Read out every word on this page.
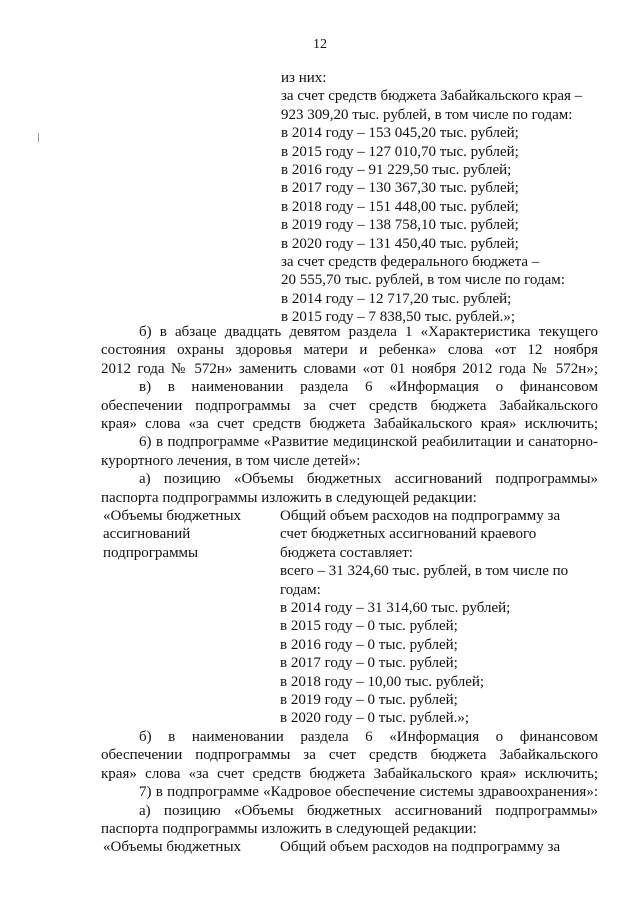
12
из них:
за счет средств бюджета Забайкальского края –
923 309,20 тыс. рублей, в том числе по годам:
в 2014 году – 153 045,20 тыс. рублей;
в 2015 году – 127 010,70 тыс. рублей;
в 2016 году – 91 229,50 тыс. рублей;
в 2017 году – 130 367,30 тыс. рублей;
в 2018 году – 151 448,00 тыс. рублей;
в 2019 году – 138 758,10 тыс. рублей;
в 2020 году – 131 450,40 тыс. рублей;
за счет средств федерального бюджета –
20 555,70 тыс. рублей, в том числе по годам:
в 2014 году – 12 717,20 тыс. рублей;
в 2015 году – 7 838,50 тыс. рублей.»;
б) в абзаце двадцать девятом раздела 1 «Характеристика текущего
состояния охраны здоровья матери и ребенка» слова «от 12 ноября
2012 года № 572н» заменить словами «от 01 ноября 2012 года № 572н»;
в) в наименовании раздела 6 «Информация о финансовом
обеспечении подпрограммы за счет средств бюджета Забайкальского
края» слова «за счет средств бюджета Забайкальского края» исключить;
6) в подпрограмме «Развитие медицинской реабилитации и санаторно-
курортного лечения, в том числе детей»:
а) позицию «Объемы бюджетных ассигнований подпрограммы»
паспорта подпрограммы изложить в следующей редакции:
«Объемы бюджетных
ассигнований
подпрограммы
Общий объем расходов на подпрограмму за
счет бюджетных ассигнований краевого
бюджета составляет:
всего – 31 324,60 тыс. рублей, в том числе по
годам:
в 2014 году – 31 314,60 тыс. рублей;
в 2015 году – 0 тыс. рублей;
в 2016 году – 0 тыс. рублей;
в 2017 году – 0 тыс. рублей;
в 2018 году – 10,00 тыс. рублей;
в 2019 году – 0 тыс. рублей;
в 2020 году – 0 тыс. рублей.»;
б) в наименовании раздела 6 «Информация о финансовом
обеспечении подпрограммы за счет средств бюджета Забайкальского
края» слова «за счет средств бюджета Забайкальского края» исключить;
7) в подпрограмме «Кадровое обеспечение системы здравоохранения»:
а) позицию «Объемы бюджетных ассигнований подпрограммы»
паспорта подпрограммы изложить в следующей редакции:
«Объемы бюджетных	Общий объем расходов на подпрограмму за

SET TASK.
Quote the entries above word for word. Leave the images out.

OUTPUT FOR THIS TASK.
Read out every word on this page.
12
из них:
за счет средств бюджета Забайкальского края –
923 309,20 тыс. рублей, в том числе по годам:
в 2014 году – 153 045,20 тыс. рублей;
в 2015 году – 127 010,70 тыс. рублей;
в 2016 году – 91 229,50 тыс. рублей;
в 2017 году – 130 367,30 тыс. рублей;
в 2018 году – 151 448,00 тыс. рублей;
в 2019 году – 138 758,10 тыс. рублей;
в 2020 году – 131 450,40 тыс. рублей;
за счет средств федерального бюджета –
20 555,70 тыс. рублей, в том числе по годам:
в 2014 году – 12 717,20 тыс. рублей;
в 2015 году – 7 838,50 тыс. рублей.»;
б) в абзаце двадцать девятом раздела 1 «Характеристика текущего
состояния охраны здоровья матери и ребенка» слова «от 12 ноября
2012 года № 572н» заменить словами «от 01 ноября 2012 года № 572н»;
в) в наименовании раздела 6 «Информация о финансовом
обеспечении подпрограммы за счет средств бюджета Забайкальского
края» слова «за счет средств бюджета Забайкальского края» исключить;
6) в подпрограмме «Развитие медицинской реабилитации и санаторно-
курортного лечения, в том числе детей»:
а) позицию «Объемы бюджетных ассигнований подпрограммы»
паспорта подпрограммы изложить в следующей редакции:
«Объемы бюджетных
ассигнований
подпрограммы
Общий объем расходов на подпрограмму за
счет бюджетных ассигнований краевого
бюджета составляет:
всего – 31 324,60 тыс. рублей, в том числе по
годам:
в 2014 году – 31 314,60 тыс. рублей;
в 2015 году – 0 тыс. рублей;
в 2016 году – 0 тыс. рублей;
в 2017 году – 0 тыс. рублей;
в 2018 году – 10,00 тыс. рублей;
в 2019 году – 0 тыс. рублей;
в 2020 году – 0 тыс. рублей.»;
б) в наименовании раздела 6 «Информация о финансовом
обеспечении подпрограммы за счет средств бюджета Забайкальского
края» слова «за счет средств бюджета Забайкальского края» исключить;
7) в подпрограмме «Кадровое обеспечение системы здравоохранения»:
а) позицию «Объемы бюджетных ассигнований подпрограммы»
паспорта подпрограммы изложить в следующей редакции:
«Объемы бюджетных	Общий объем расходов на подпрограмму за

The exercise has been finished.